• _What to do_:
Reproduce every entry below precisely. Pictures are excluded from the copy.

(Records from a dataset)
━━━━━━━━━━━━━━━━━━━━

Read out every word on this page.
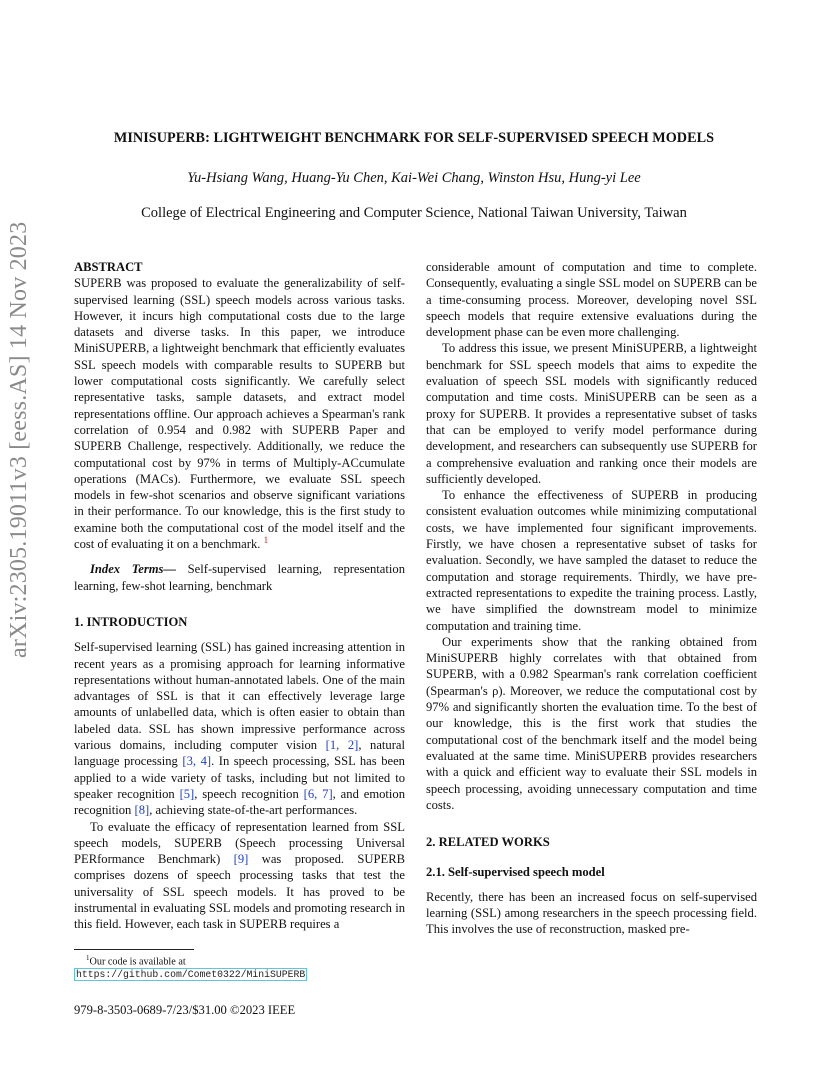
arXiv:2305.19011v3 [eess.AS] 14 Nov 2023
MINISUPERB: LIGHTWEIGHT BENCHMARK FOR SELF-SUPERVISED SPEECH MODELS
Yu-Hsiang Wang, Huang-Yu Chen, Kai-Wei Chang, Winston Hsu, Hung-yi Lee
College of Electrical Engineering and Computer Science, National Taiwan University, Taiwan

ABSTRACT

SUPERB was proposed to evaluate the generalizability of self-supervised learning (SSL) speech models across various tasks. However, it incurs high computational costs due to the large datasets and diverse tasks. In this paper, we introduce MiniSUPERB, a lightweight benchmark that efficiently evaluates SSL speech models with comparable results to SUPERB but lower computational costs significantly. We carefully select representative tasks, sample datasets, and extract model representations offline. Our approach achieves a Spearman's rank correlation of 0.954 and 0.982 with SUPERB Paper and SUPERB Challenge, respectively. Additionally, we reduce the computational cost by 97% in terms of Multiply-ACcumulate operations (MACs). Furthermore, we evaluate SSL speech models in few-shot scenarios and observe significant variations in their performance. To our knowledge, this is the first study to examine both the computational cost of the model itself and the cost of evaluating it on a benchmark. $^1$

Index Terms— Self-supervised learning, representation learning, few-shot learning, benchmark

1. INTRODUCTION

Self-supervised learning (SSL) has gained increasing attention in recent years as a promising approach for learning informative representations without human-annotated labels. One of the main advantages of SSL is that it can effectively leverage large amounts of unlabelled data, which is often easier to obtain than labeled data. SSL has shown impressive performance across various domains, including computer vision [1, 2], natural language processing [3, 4]. In speech processing, SSL has been applied to a wide variety of tasks, including but not limited to speaker recognition [5], speech recognition [6, 7], and emotion recognition [8], achieving state-of-the-art performances.

To evaluate the efficacy of representation learned from SSL speech models, SUPERB (Speech processing Universal PERformance Benchmark) [9] was proposed. SUPERB comprises dozens of speech processing tasks that test the universality of SSL speech models. It has proved to be instrumental in evaluating SSL models and promoting research in this field. However, each task in SUPERB requires a

considerable amount of computation and time to complete. Consequently, evaluating a single SSL model on SUPERB can be a time-consuming process. Moreover, developing novel SSL speech models that require extensive evaluations during the development phase can be even more challenging.

To address this issue, we present MiniSUPERB, a lightweight benchmark for SSL speech models that aims to expedite the evaluation of speech SSL models with significantly reduced computation and time costs. MiniSUPERB can be seen as a proxy for SUPERB. It provides a representative subset of tasks that can be employed to verify model performance during development, and researchers can subsequently use SUPERB for a comprehensive evaluation and ranking once their models are sufficiently developed.

To enhance the effectiveness of SUPERB in producing consistent evaluation outcomes while minimizing computational costs, we have implemented four significant improvements. Firstly, we have chosen a representative subset of tasks for evaluation. Secondly, we have sampled the dataset to reduce the computation and storage requirements. Thirdly, we have pre-extracted representations to expedite the training process. Lastly, we have simplified the downstream model to minimize computation and training time.

Our experiments show that the ranking obtained from MiniSUPERB highly correlates with that obtained from SUPERB, with a 0.982 Spearman's rank correlation coefficient (Spearman's ρ). Moreover, we reduce the computational cost by 97% and significantly shorten the evaluation time. To the best of our knowledge, this is the first work that studies the computational cost of the benchmark itself and the model being evaluated at the same time. MiniSUPERB provides researchers with a quick and efficient way to evaluate their SSL models in speech processing, avoiding unnecessary computation and time costs.

2. RELATED WORKS

2.1. Self-supervised speech model

Recently, there has been an increased focus on self-supervised learning (SSL) among researchers in the speech processing field. This involves the use of reconstruction, masked pre-

$^1$Our code is available at https://github.com/Comet0322/MiniSUPERB
979-8-3503-0689-7/23/$31.00 ©2023 IEEE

━━━━━━━━━━━━━━━━━━━━

• _Answer to the task_:
Read out every word on this page.
arXiv:2305.19011v3 [eess.AS] 14 Nov 2023
MINISUPERB: LIGHTWEIGHT BENCHMARK FOR SELF-SUPERVISED SPEECH MODELS
Yu-Hsiang Wang, Huang-Yu Chen, Kai-Wei Chang, Winston Hsu, Hung-yi Lee
College of Electrical Engineering and Computer Science, National Taiwan University, Taiwan

ABSTRACT

SUPERB was proposed to evaluate the generalizability of self-supervised learning (SSL) speech models across various tasks. However, it incurs high computational costs due to the large datasets and diverse tasks. In this paper, we introduce MiniSUPERB, a lightweight benchmark that efficiently evaluates SSL speech models with comparable results to SUPERB but lower computational costs significantly. We carefully select representative tasks, sample datasets, and extract model representations offline. Our approach achieves a Spearman's rank correlation of 0.954 and 0.982 with SUPERB Paper and SUPERB Challenge, respectively. Additionally, we reduce the computational cost by 97% in terms of Multiply-ACcumulate operations (MACs). Furthermore, we evaluate SSL speech models in few-shot scenarios and observe significant variations in their performance. To our knowledge, this is the first study to examine both the computational cost of the model itself and the cost of evaluating it on a benchmark. $^1$

Index Terms— Self-supervised learning, representation learning, few-shot learning, benchmark

1. INTRODUCTION

Self-supervised learning (SSL) has gained increasing attention in recent years as a promising approach for learning informative representations without human-annotated labels. One of the main advantages of SSL is that it can effectively leverage large amounts of unlabelled data, which is often easier to obtain than labeled data. SSL has shown impressive performance across various domains, including computer vision [1, 2], natural language processing [3, 4]. In speech processing, SSL has been applied to a wide variety of tasks, including but not limited to speaker recognition [5], speech recognition [6, 7], and emotion recognition [8], achieving state-of-the-art performances.

To evaluate the efficacy of representation learned from SSL speech models, SUPERB (Speech processing Universal PERformance Benchmark) [9] was proposed. SUPERB comprises dozens of speech processing tasks that test the universality of SSL speech models. It has proved to be instrumental in evaluating SSL models and promoting research in this field. However, each task in SUPERB requires a

considerable amount of computation and time to complete. Consequently, evaluating a single SSL model on SUPERB can be a time-consuming process. Moreover, developing novel SSL speech models that require extensive evaluations during the development phase can be even more challenging.

To address this issue, we present MiniSUPERB, a lightweight benchmark for SSL speech models that aims to expedite the evaluation of speech SSL models with significantly reduced computation and time costs. MiniSUPERB can be seen as a proxy for SUPERB. It provides a representative subset of tasks that can be employed to verify model performance during development, and researchers can subsequently use SUPERB for a comprehensive evaluation and ranking once their models are sufficiently developed.

To enhance the effectiveness of SUPERB in producing consistent evaluation outcomes while minimizing computational costs, we have implemented four significant improvements. Firstly, we have chosen a representative subset of tasks for evaluation. Secondly, we have sampled the dataset to reduce the computation and storage requirements. Thirdly, we have pre-extracted representations to expedite the training process. Lastly, we have simplified the downstream model to minimize computation and training time.

Our experiments show that the ranking obtained from MiniSUPERB highly correlates with that obtained from SUPERB, with a 0.982 Spearman's rank correlation coefficient (Spearman's ρ). Moreover, we reduce the computational cost by 97% and significantly shorten the evaluation time. To the best of our knowledge, this is the first work that studies the computational cost of the benchmark itself and the model being evaluated at the same time. MiniSUPERB provides researchers with a quick and efficient way to evaluate their SSL models in speech processing, avoiding unnecessary computation and time costs.

2. RELATED WORKS

2.1. Self-supervised speech model

Recently, there has been an increased focus on self-supervised learning (SSL) among researchers in the speech processing field. This involves the use of reconstruction, masked pre-

$^1$Our code is available at https://github.com/Comet0322/MiniSUPERB
979-8-3503-0689-7/23/$31.00 ©2023 IEEE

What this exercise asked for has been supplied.